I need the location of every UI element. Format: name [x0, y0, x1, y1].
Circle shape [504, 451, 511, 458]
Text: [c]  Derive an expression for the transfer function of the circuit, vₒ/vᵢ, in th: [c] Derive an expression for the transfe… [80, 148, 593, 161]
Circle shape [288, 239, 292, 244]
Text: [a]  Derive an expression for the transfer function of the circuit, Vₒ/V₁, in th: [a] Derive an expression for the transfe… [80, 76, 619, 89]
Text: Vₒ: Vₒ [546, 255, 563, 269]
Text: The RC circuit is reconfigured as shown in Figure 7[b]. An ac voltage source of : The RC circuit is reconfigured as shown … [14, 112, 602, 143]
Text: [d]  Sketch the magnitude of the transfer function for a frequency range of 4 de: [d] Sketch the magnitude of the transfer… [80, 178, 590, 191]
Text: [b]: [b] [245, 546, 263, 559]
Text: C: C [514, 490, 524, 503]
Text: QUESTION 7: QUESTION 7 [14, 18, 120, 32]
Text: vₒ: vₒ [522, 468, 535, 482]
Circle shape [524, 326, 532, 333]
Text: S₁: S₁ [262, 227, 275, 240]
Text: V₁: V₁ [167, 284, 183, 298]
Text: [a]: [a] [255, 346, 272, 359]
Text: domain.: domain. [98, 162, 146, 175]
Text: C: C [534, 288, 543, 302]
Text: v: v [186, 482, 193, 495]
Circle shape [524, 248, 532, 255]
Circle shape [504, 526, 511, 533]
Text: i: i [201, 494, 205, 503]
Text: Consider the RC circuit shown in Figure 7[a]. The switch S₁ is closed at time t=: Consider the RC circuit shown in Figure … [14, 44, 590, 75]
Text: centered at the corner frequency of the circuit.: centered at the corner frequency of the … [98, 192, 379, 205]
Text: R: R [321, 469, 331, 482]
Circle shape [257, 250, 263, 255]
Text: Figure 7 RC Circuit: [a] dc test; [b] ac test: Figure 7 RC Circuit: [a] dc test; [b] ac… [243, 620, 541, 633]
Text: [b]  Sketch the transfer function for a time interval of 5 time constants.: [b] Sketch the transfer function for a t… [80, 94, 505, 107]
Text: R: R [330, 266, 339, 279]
============================================================
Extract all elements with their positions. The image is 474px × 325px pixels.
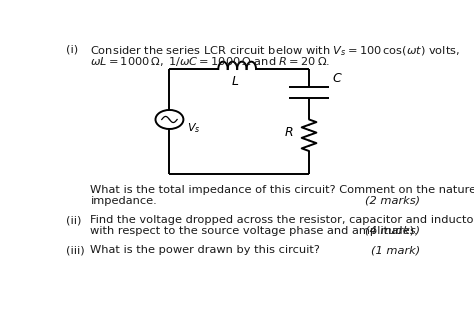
============================================================
■ **AIM**
Reproduce without changes the entries in the stretch from the line containing "I need the location" through the line containing "Text: R: R [330, 266, 339, 279]", including both of those lines.

■ **COMPLETE ANSWER**
I need the location of every UI element. Format: name [x0, y0, x1, y1].
Circle shape [504, 451, 511, 458]
Text: [c]  Derive an expression for the transfer function of the circuit, vₒ/vᵢ, in th: [c] Derive an expression for the transfe… [80, 148, 593, 161]
Circle shape [288, 239, 292, 244]
Text: [a]  Derive an expression for the transfer function of the circuit, Vₒ/V₁, in th: [a] Derive an expression for the transfe… [80, 76, 619, 89]
Text: Vₒ: Vₒ [546, 255, 563, 269]
Text: The RC circuit is reconfigured as shown in Figure 7[b]. An ac voltage source of : The RC circuit is reconfigured as shown … [14, 112, 602, 143]
Text: [d]  Sketch the magnitude of the transfer function for a frequency range of 4 de: [d] Sketch the magnitude of the transfer… [80, 178, 590, 191]
Text: [b]: [b] [245, 546, 263, 559]
Text: C: C [514, 490, 524, 503]
Text: QUESTION 7: QUESTION 7 [14, 18, 120, 32]
Text: vₒ: vₒ [522, 468, 535, 482]
Circle shape [524, 326, 532, 333]
Text: S₁: S₁ [262, 227, 275, 240]
Text: V₁: V₁ [167, 284, 183, 298]
Text: [a]: [a] [255, 346, 272, 359]
Text: domain.: domain. [98, 162, 146, 175]
Text: C: C [534, 288, 543, 302]
Text: v: v [186, 482, 193, 495]
Circle shape [524, 248, 532, 255]
Circle shape [504, 526, 511, 533]
Text: i: i [201, 494, 205, 503]
Text: Consider the RC circuit shown in Figure 7[a]. The switch S₁ is closed at time t=: Consider the RC circuit shown in Figure … [14, 44, 590, 75]
Text: centered at the corner frequency of the circuit.: centered at the corner frequency of the … [98, 192, 379, 205]
Text: R: R [321, 469, 331, 482]
Circle shape [257, 250, 263, 255]
Text: Figure 7 RC Circuit: [a] dc test; [b] ac test: Figure 7 RC Circuit: [a] dc test; [b] ac… [243, 620, 541, 633]
Text: [b]  Sketch the transfer function for a time interval of 5 time constants.: [b] Sketch the transfer function for a t… [80, 94, 505, 107]
Text: R: R [330, 266, 339, 279]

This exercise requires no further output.